begin Supplied records
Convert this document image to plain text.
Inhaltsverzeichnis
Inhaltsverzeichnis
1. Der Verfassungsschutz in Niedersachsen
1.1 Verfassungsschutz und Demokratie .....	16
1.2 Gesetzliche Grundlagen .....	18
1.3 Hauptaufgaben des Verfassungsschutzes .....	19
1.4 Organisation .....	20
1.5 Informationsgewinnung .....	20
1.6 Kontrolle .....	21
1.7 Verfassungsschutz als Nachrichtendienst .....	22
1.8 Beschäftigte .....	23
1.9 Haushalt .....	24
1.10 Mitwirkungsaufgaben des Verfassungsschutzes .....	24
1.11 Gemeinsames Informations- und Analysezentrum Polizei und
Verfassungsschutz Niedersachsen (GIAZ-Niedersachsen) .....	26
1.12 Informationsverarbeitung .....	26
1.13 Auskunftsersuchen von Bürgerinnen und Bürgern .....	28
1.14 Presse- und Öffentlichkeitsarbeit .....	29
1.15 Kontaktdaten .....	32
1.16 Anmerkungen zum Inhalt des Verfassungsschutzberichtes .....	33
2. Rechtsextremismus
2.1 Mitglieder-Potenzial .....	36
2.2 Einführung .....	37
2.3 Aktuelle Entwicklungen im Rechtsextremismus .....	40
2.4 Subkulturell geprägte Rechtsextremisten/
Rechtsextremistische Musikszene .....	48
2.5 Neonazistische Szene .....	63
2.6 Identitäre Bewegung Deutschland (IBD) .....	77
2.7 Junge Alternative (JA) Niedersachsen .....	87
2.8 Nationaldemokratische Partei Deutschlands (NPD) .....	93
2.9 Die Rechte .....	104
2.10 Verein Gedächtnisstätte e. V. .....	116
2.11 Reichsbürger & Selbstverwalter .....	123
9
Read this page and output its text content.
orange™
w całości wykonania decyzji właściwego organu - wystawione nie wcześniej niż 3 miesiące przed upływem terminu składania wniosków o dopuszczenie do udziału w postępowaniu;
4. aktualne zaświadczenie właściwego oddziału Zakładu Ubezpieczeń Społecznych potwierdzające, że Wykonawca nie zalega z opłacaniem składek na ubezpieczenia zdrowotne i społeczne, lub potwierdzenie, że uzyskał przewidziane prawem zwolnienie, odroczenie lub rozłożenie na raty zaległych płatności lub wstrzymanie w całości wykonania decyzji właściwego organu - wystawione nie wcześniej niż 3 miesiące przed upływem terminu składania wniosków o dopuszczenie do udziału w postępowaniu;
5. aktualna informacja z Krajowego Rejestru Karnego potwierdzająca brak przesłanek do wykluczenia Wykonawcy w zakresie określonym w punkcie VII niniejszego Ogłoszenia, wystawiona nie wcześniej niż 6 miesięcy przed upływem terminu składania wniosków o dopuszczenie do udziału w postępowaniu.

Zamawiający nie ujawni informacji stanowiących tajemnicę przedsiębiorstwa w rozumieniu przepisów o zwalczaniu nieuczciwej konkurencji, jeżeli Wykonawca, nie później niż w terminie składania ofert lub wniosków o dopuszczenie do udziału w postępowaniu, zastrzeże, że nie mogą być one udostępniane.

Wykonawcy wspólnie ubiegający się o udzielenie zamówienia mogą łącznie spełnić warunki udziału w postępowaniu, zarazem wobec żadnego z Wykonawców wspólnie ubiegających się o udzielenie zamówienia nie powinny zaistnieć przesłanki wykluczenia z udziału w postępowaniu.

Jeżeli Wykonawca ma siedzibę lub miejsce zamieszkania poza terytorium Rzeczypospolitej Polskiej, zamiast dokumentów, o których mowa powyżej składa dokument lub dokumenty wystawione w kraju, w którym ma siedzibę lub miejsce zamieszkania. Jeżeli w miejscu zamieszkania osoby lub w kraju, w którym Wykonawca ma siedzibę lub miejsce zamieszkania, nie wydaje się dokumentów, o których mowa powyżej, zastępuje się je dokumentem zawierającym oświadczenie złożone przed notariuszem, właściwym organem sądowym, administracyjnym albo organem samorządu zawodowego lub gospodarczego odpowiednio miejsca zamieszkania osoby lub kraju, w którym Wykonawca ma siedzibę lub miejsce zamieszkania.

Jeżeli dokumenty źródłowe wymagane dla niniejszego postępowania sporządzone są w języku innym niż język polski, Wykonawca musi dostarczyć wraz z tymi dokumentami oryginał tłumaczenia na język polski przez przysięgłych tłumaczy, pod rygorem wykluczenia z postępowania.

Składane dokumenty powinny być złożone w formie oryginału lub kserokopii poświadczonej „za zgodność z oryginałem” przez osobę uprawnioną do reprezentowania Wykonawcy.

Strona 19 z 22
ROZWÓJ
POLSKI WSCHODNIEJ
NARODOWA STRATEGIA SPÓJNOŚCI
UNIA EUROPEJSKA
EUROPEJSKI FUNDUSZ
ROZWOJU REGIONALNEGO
end Supplied records
Give the material above again, word for word.

### Result
Convert this document image to plain text.
Inhaltsverzeichnis
Inhaltsverzeichnis
1. Der Verfassungsschutz in Niedersachsen
1.1 Verfassungsschutz und Demokratie .....	16
1.2 Gesetzliche Grundlagen .....	18
1.3 Hauptaufgaben des Verfassungsschutzes .....	19
1.4 Organisation .....	20
1.5 Informationsgewinnung .....	20
1.6 Kontrolle .....	21
1.7 Verfassungsschutz als Nachrichtendienst .....	22
1.8 Beschäftigte .....	23
1.9 Haushalt .....	24
1.10 Mitwirkungsaufgaben des Verfassungsschutzes .....	24
1.11 Gemeinsames Informations- und Analysezentrum Polizei und
Verfassungsschutz Niedersachsen (GIAZ-Niedersachsen) .....	26
1.12 Informationsverarbeitung .....	26
1.13 Auskunftsersuchen von Bürgerinnen und Bürgern .....	28
1.14 Presse- und Öffentlichkeitsarbeit .....	29
1.15 Kontaktdaten .....	32
1.16 Anmerkungen zum Inhalt des Verfassungsschutzberichtes .....	33
2. Rechtsextremismus
2.1 Mitglieder-Potenzial .....	36
2.2 Einführung .....	37
2.3 Aktuelle Entwicklungen im Rechtsextremismus .....	40
2.4 Subkulturell geprägte Rechtsextremisten/
Rechtsextremistische Musikszene .....	48
2.5 Neonazistische Szene .....	63
2.6 Identitäre Bewegung Deutschland (IBD) .....	77
2.7 Junge Alternative (JA) Niedersachsen .....	87
2.8 Nationaldemokratische Partei Deutschlands (NPD) .....	93
2.9 Die Rechte .....	104
2.10 Verein Gedächtnisstätte e. V. .....	116
2.11 Reichsbürger & Selbstverwalter .....	123
9
Read this page and output its text content.
orange™
w całości wykonania decyzji właściwego organu - wystawione nie wcześniej niż 3 miesiące przed upływem terminu składania wniosków o dopuszczenie do udziału w postępowaniu;
4. aktualne zaświadczenie właściwego oddziału Zakładu Ubezpieczeń Społecznych potwierdzające, że Wykonawca nie zalega z opłacaniem składek na ubezpieczenia zdrowotne i społeczne, lub potwierdzenie, że uzyskał przewidziane prawem zwolnienie, odroczenie lub rozłożenie na raty zaległych płatności lub wstrzymanie w całości wykonania decyzji właściwego organu - wystawione nie wcześniej niż 3 miesiące przed upływem terminu składania wniosków o dopuszczenie do udziału w postępowaniu;
5. aktualna informacja z Krajowego Rejestru Karnego potwierdzająca brak przesłanek do wykluczenia Wykonawcy w zakresie określonym w punkcie VII niniejszego Ogłoszenia, wystawiona nie wcześniej niż 6 miesięcy przed upływem terminu składania wniosków o dopuszczenie do udziału w postępowaniu.

Zamawiający nie ujawni informacji stanowiących tajemnicę przedsiębiorstwa w rozumieniu przepisów o zwalczaniu nieuczciwej konkurencji, jeżeli Wykonawca, nie później niż w terminie składania ofert lub wniosków o dopuszczenie do udziału w postępowaniu, zastrzeże, że nie mogą być one udostępniane.

Wykonawcy wspólnie ubiegający się o udzielenie zamówienia mogą łącznie spełnić warunki udziału w postępowaniu, zarazem wobec żadnego z Wykonawców wspólnie ubiegających się o udzielenie zamówienia nie powinny zaistnieć przesłanki wykluczenia z udziału w postępowaniu.

Jeżeli Wykonawca ma siedzibę lub miejsce zamieszkania poza terytorium Rzeczypospolitej Polskiej, zamiast dokumentów, o których mowa powyżej składa dokument lub dokumenty wystawione w kraju, w którym ma siedzibę lub miejsce zamieszkania. Jeżeli w miejscu zamieszkania osoby lub w kraju, w którym Wykonawca ma siedzibę lub miejsce zamieszkania, nie wydaje się dokumentów, o których mowa powyżej, zastępuje się je dokumentem zawierającym oświadczenie złożone przed notariuszem, właściwym organem sądowym, administracyjnym albo organem samorządu zawodowego lub gospodarczego odpowiednio miejsca zamieszkania osoby lub kraju, w którym Wykonawca ma siedzibę lub miejsce zamieszkania.

Jeżeli dokumenty źródłowe wymagane dla niniejszego postępowania sporządzone są w języku innym niż język polski, Wykonawca musi dostarczyć wraz z tymi dokumentami oryginał tłumaczenia na język polski przez przysięgłych tłumaczy, pod rygorem wykluczenia z postępowania.

Składane dokumenty powinny być złożone w formie oryginału lub kserokopii poświadczonej „za zgodność z oryginałem” przez osobę uprawnioną do reprezentowania Wykonawcy.

Strona 19 z 22
ROZWÓJ
POLSKI WSCHODNIEJ
NARODOWA STRATEGIA SPÓJNOŚCI
UNIA EUROPEJSKA
EUROPEJSKI FUNDUSZ
ROZWOJU REGIONALNEGO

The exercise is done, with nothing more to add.